--- Given exercise ---
Copy every record word for word.
◇ ◇ ◇ ◇ ◇
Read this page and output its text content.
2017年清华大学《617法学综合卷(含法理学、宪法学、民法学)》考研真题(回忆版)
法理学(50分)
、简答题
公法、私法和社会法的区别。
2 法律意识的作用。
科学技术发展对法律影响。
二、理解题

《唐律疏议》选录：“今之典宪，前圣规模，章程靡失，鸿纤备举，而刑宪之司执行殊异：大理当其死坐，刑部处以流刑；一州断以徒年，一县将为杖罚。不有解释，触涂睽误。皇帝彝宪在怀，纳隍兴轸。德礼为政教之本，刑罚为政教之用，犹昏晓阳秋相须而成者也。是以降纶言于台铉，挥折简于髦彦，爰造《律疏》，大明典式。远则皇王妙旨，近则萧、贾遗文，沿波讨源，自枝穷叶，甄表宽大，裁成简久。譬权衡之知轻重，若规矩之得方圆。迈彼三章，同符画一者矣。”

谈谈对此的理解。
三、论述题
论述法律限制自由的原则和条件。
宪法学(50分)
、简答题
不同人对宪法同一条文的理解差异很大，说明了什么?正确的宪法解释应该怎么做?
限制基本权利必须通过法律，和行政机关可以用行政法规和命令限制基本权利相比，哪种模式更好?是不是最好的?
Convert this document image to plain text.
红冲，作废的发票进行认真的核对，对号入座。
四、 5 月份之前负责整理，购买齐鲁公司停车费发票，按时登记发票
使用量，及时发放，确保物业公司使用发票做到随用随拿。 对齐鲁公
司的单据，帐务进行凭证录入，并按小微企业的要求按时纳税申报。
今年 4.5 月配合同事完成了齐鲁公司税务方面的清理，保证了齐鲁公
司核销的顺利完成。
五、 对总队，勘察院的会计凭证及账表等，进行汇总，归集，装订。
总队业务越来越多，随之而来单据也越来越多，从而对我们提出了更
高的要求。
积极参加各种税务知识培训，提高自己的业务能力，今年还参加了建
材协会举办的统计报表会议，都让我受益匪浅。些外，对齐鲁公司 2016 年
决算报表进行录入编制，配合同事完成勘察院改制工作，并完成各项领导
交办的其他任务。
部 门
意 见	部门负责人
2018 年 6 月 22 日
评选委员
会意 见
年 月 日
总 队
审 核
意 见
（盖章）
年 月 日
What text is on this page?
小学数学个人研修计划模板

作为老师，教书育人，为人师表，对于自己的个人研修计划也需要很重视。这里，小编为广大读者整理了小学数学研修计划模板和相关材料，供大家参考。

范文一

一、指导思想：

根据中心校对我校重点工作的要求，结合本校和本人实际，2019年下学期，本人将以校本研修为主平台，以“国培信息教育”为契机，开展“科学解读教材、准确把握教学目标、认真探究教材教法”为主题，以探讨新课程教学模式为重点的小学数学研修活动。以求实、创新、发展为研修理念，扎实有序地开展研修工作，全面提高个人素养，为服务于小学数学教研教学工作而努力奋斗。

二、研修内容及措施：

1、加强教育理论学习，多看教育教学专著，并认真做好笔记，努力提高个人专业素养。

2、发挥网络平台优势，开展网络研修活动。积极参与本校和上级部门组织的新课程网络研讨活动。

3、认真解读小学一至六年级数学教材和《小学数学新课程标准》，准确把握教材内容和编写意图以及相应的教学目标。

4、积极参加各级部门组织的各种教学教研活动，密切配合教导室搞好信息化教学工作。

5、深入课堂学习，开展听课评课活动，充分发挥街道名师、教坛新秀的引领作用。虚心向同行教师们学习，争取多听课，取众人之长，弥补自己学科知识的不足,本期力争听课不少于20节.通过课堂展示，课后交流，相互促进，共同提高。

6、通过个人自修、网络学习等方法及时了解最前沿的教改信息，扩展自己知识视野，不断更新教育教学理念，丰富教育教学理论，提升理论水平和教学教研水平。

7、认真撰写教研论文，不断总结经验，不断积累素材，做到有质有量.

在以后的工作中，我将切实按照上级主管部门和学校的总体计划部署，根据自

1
◇ ◇ ◇ ◇ ◇
--- Task response ---
Read this page and output its text content.
2017年清华大学《617法学综合卷(含法理学、宪法学、民法学)》考研真题(回忆版)
法理学(50分)
、简答题
公法、私法和社会法的区别。
2 法律意识的作用。
科学技术发展对法律影响。
二、理解题

《唐律疏议》选录：“今之典宪，前圣规模，章程靡失，鸿纤备举，而刑宪之司执行殊异：大理当其死坐，刑部处以流刑；一州断以徒年，一县将为杖罚。不有解释，触涂睽误。皇帝彝宪在怀，纳隍兴轸。德礼为政教之本，刑罚为政教之用，犹昏晓阳秋相须而成者也。是以降纶言于台铉，挥折简于髦彦，爰造《律疏》，大明典式。远则皇王妙旨，近则萧、贾遗文，沿波讨源，自枝穷叶，甄表宽大，裁成简久。譬权衡之知轻重，若规矩之得方圆。迈彼三章，同符画一者矣。”

谈谈对此的理解。
三、论述题
论述法律限制自由的原则和条件。
宪法学(50分)
、简答题
不同人对宪法同一条文的理解差异很大，说明了什么?正确的宪法解释应该怎么做?
限制基本权利必须通过法律，和行政机关可以用行政法规和命令限制基本权利相比，哪种模式更好?是不是最好的?
Convert this document image to plain text.
红冲，作废的发票进行认真的核对，对号入座。
四、 5 月份之前负责整理，购买齐鲁公司停车费发票，按时登记发票
使用量，及时发放，确保物业公司使用发票做到随用随拿。 对齐鲁公
司的单据，帐务进行凭证录入，并按小微企业的要求按时纳税申报。
今年 4.5 月配合同事完成了齐鲁公司税务方面的清理，保证了齐鲁公
司核销的顺利完成。
五、 对总队，勘察院的会计凭证及账表等，进行汇总，归集，装订。
总队业务越来越多，随之而来单据也越来越多，从而对我们提出了更
高的要求。
积极参加各种税务知识培训，提高自己的业务能力，今年还参加了建
材协会举办的统计报表会议，都让我受益匪浅。些外，对齐鲁公司 2016 年
决算报表进行录入编制，配合同事完成勘察院改制工作，并完成各项领导
交办的其他任务。
部 门
意 见	部门负责人
2018 年 6 月 22 日
评选委员
会意 见
年 月 日
总 队
审 核
意 见
（盖章）
年 月 日
What text is on this page?
小学数学个人研修计划模板

作为老师，教书育人，为人师表，对于自己的个人研修计划也需要很重视。这里，小编为广大读者整理了小学数学研修计划模板和相关材料，供大家参考。

范文一

一、指导思想：

根据中心校对我校重点工作的要求，结合本校和本人实际，2019年下学期，本人将以校本研修为主平台，以“国培信息教育”为契机，开展“科学解读教材、准确把握教学目标、认真探究教材教法”为主题，以探讨新课程教学模式为重点的小学数学研修活动。以求实、创新、发展为研修理念，扎实有序地开展研修工作，全面提高个人素养，为服务于小学数学教研教学工作而努力奋斗。

二、研修内容及措施：

1、加强教育理论学习，多看教育教学专著，并认真做好笔记，努力提高个人专业素养。

2、发挥网络平台优势，开展网络研修活动。积极参与本校和上级部门组织的新课程网络研讨活动。

3、认真解读小学一至六年级数学教材和《小学数学新课程标准》，准确把握教材内容和编写意图以及相应的教学目标。

4、积极参加各级部门组织的各种教学教研活动，密切配合教导室搞好信息化教学工作。

5、深入课堂学习，开展听课评课活动，充分发挥街道名师、教坛新秀的引领作用。虚心向同行教师们学习，争取多听课，取众人之长，弥补自己学科知识的不足,本期力争听课不少于20节.通过课堂展示，课后交流，相互促进，共同提高。

6、通过个人自修、网络学习等方法及时了解最前沿的教改信息，扩展自己知识视野，不断更新教育教学理念，丰富教育教学理论，提升理论水平和教学教研水平。

7、认真撰写教研论文，不断总结经验，不断积累素材，做到有质有量.

在以后的工作中，我将切实按照上级主管部门和学校的总体计划部署，根据自

1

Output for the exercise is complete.